Stated task —
Please pull out every line that includes the string "Mediation".

Information provided —
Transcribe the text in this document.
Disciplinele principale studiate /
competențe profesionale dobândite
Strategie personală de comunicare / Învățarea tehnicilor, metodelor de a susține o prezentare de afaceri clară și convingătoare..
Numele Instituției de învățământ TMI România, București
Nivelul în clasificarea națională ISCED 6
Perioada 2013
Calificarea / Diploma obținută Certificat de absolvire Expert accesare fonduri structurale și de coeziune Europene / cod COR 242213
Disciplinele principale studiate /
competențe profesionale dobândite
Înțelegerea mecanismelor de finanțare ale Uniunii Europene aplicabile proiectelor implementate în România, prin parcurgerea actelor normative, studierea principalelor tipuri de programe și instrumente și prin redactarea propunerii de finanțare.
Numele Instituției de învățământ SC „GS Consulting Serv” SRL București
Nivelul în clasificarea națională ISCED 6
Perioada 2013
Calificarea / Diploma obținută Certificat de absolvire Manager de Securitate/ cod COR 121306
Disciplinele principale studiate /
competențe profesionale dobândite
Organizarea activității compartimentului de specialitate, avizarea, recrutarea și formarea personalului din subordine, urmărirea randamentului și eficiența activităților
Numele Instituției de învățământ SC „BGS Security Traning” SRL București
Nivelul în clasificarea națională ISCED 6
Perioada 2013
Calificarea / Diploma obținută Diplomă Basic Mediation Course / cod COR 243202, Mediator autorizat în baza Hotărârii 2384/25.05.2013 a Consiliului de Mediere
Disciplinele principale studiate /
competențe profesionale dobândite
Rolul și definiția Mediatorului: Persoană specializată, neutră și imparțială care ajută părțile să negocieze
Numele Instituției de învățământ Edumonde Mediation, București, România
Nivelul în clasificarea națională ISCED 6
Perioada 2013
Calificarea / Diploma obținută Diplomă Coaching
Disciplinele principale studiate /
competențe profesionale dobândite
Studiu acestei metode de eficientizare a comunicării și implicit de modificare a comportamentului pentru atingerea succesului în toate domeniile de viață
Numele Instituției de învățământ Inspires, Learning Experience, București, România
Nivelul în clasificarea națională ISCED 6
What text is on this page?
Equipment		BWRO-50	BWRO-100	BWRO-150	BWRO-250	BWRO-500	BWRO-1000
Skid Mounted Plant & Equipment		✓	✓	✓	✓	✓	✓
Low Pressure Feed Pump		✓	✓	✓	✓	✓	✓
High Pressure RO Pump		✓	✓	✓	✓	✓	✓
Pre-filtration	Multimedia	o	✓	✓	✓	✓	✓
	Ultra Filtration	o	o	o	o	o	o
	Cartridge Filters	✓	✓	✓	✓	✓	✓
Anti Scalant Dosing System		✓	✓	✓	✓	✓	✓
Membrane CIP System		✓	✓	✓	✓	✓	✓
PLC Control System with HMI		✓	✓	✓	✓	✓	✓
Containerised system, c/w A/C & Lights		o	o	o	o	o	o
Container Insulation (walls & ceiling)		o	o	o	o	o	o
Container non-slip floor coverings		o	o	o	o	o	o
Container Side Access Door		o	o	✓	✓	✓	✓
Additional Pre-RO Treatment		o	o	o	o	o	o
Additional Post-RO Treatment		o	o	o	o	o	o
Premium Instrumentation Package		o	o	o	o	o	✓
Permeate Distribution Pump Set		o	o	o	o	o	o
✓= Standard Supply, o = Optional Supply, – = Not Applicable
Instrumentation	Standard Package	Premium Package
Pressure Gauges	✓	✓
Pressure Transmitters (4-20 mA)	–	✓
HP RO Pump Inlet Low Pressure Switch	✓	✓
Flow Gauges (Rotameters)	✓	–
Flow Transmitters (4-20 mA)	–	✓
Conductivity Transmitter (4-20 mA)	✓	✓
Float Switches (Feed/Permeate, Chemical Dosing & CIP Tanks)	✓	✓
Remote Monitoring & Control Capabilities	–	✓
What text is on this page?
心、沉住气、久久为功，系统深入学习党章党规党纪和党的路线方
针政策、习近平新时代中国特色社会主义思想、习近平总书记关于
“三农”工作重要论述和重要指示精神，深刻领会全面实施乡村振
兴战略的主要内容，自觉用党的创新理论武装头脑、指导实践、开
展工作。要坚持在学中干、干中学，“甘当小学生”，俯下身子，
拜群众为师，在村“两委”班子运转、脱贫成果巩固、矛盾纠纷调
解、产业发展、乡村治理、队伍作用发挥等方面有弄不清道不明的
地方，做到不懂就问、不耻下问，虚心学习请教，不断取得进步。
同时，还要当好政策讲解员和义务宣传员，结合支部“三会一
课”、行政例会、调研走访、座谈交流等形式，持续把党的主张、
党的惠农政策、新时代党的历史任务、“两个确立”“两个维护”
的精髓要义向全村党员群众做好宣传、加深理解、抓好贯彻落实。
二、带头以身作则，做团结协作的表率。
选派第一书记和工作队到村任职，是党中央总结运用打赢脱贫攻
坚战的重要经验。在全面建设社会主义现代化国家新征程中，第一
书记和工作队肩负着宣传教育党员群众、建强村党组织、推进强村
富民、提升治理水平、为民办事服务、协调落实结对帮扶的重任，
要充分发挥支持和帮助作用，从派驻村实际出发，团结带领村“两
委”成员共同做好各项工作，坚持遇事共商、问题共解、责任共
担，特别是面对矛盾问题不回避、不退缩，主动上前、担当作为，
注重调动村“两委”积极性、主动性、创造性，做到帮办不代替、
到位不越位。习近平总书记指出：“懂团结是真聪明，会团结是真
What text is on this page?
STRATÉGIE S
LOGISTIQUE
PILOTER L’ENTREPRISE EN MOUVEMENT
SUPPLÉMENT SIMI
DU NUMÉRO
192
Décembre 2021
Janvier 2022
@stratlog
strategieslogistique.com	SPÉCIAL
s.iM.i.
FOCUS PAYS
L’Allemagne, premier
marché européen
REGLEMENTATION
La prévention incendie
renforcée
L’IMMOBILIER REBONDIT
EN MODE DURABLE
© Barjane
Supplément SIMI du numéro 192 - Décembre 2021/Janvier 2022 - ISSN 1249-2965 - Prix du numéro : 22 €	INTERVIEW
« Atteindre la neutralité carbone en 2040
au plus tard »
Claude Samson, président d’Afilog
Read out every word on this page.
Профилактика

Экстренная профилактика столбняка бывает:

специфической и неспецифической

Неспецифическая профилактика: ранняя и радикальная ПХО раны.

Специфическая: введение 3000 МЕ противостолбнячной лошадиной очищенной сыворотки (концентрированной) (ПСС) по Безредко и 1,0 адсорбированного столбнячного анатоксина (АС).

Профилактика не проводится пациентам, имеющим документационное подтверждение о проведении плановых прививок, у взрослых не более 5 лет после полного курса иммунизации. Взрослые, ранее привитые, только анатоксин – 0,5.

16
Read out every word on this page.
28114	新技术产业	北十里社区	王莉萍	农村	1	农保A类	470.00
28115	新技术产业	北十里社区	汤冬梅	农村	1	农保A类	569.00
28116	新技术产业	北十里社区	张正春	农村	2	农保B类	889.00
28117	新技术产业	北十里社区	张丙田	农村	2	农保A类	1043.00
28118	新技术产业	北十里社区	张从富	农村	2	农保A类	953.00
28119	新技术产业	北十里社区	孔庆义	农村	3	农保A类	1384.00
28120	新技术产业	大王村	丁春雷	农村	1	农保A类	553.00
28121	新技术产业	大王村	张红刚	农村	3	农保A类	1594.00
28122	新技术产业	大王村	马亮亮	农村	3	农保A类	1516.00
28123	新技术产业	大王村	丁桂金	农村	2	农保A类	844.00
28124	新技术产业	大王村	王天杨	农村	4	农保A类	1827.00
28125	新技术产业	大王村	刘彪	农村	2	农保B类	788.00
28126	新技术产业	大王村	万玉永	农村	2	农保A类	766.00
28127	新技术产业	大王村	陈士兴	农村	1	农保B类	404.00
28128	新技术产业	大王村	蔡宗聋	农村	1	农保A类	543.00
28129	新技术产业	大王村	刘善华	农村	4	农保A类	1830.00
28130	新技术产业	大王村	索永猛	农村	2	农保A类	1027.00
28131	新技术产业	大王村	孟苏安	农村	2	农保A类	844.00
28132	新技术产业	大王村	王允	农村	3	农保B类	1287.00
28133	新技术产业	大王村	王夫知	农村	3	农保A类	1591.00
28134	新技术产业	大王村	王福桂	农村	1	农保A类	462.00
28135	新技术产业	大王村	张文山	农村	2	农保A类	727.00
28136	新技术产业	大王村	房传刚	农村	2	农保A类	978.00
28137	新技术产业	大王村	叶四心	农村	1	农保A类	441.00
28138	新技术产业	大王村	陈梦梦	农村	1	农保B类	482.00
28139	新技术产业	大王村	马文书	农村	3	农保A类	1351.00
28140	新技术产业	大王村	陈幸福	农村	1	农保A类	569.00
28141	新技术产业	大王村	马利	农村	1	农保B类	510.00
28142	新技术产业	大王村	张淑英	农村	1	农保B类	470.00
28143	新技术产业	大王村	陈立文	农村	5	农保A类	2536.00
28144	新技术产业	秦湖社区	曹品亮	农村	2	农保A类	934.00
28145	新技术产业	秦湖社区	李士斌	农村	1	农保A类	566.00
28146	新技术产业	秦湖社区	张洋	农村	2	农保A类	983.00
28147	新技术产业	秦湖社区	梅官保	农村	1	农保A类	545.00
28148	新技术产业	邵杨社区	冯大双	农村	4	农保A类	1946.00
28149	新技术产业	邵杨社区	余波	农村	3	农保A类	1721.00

Finished exercise —
Calificarea / Diploma obținută Diplomă Basic Mediation Course / cod COR 243202, Mediator autorizat în baza Hotărârii 2384/25.05.2013 a Consiliului de Mediere
Numele Instituției de învățământ Edumonde Mediation, București, România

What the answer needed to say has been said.